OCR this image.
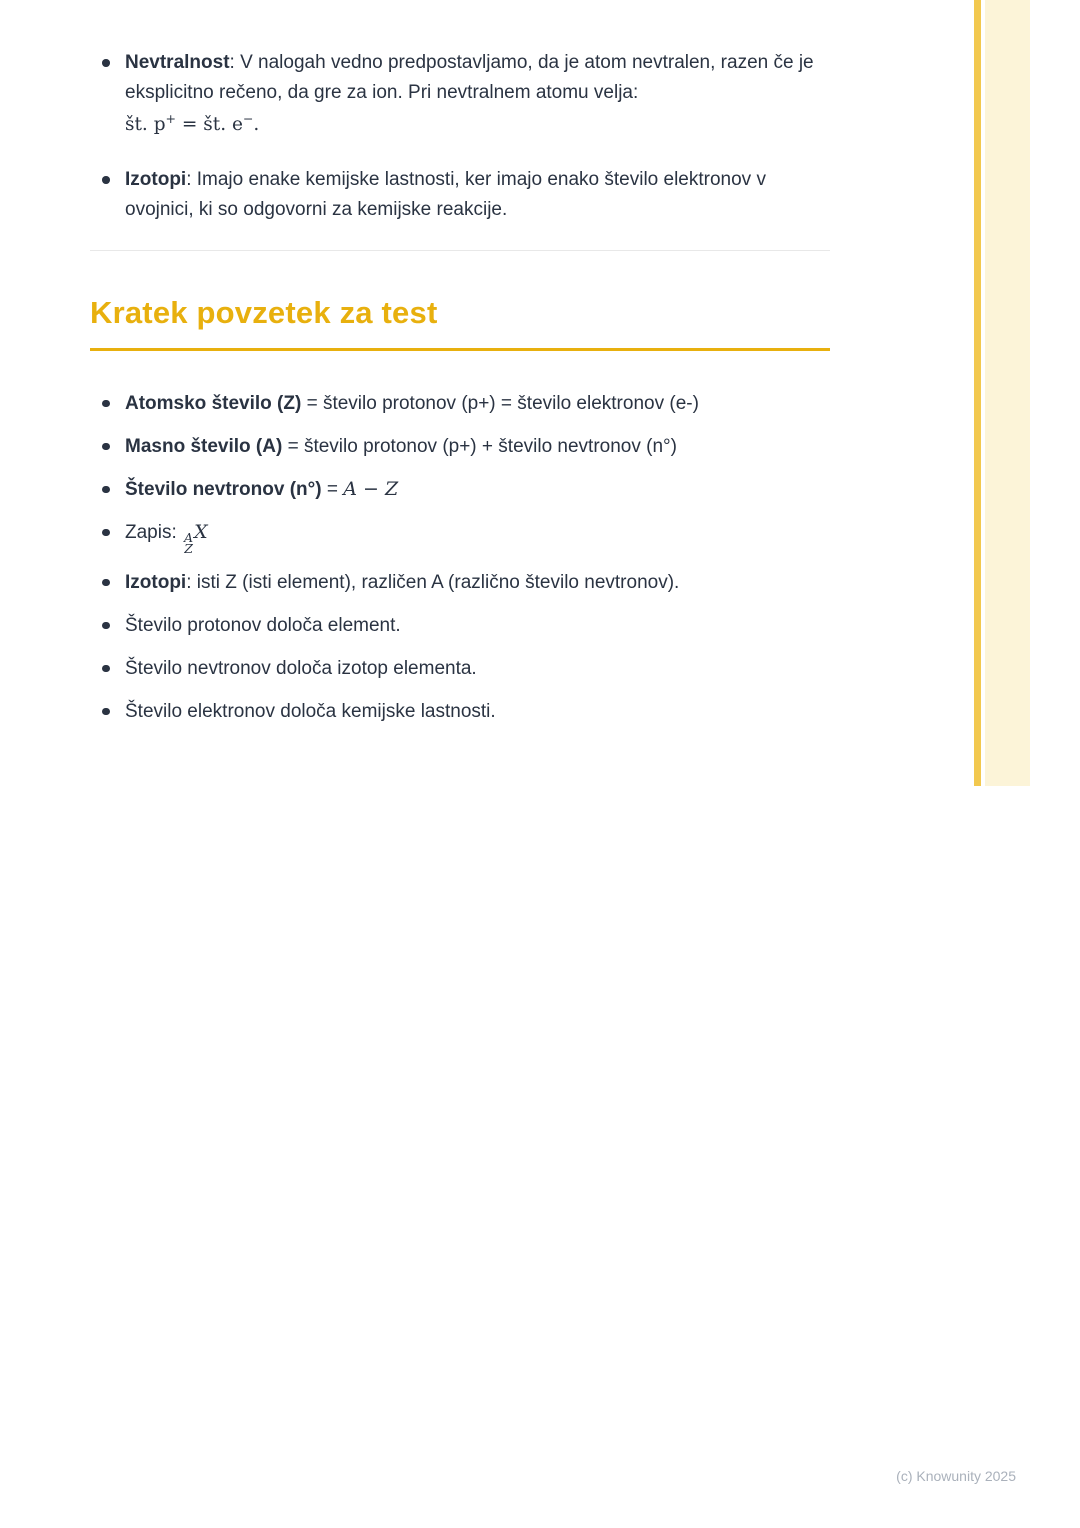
Nevtralnost: V nalogah vedno predpostavljamo, da je atom nevtralen, razen če je eksplicitno rečeno, da gre za ion. Pri nevtralnem atomu velja:
št. p+ = št. e−.
Izotopi: Imajo enake kemijske lastnosti, ker imajo enako število elektronov v ovojnici, ki so odgovorni za kemijske reakcije.
Kratek povzetek za test
Atomsko število (Z) = število protonov (p+) = število elektronov (e-)
Masno število (A) = število protonov (p+) + število nevtronov (n°)
Število nevtronov (n°) = A − Z
Zapis: A
Z
X
Izotopi: isti Z (isti element), različen A (različno število nevtronov).
Število protonov določa element.
Število nevtronov določa izotop elementa.
Število elektronov določa kemijske lastnosti.
(c) Knowunity 2025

————

Given request: Leave out the pictures and print each record exactly as it stands.

Task output:
OCR this image.
Nevtralnost: V nalogah vedno predpostavljamo, da je atom nevtralen, razen če je eksplicitno rečeno, da gre za ion. Pri nevtralnem atomu velja:
št. p+ = št. e−.
Izotopi: Imajo enake kemijske lastnosti, ker imajo enako število elektronov v ovojnici, ki so odgovorni za kemijske reakcije.
Kratek povzetek za test
Atomsko število (Z) = število protonov (p+) = število elektronov (e-)
Masno število (A) = število protonov (p+) + število nevtronov (n°)
Število nevtronov (n°) = A − Z
Zapis: A
Z
X
Izotopi: isti Z (isti element), različen A (različno število nevtronov).
Število protonov določa element.
Število nevtronov določa izotop elementa.
Število elektronov določa kemijske lastnosti.
(c) Knowunity 2025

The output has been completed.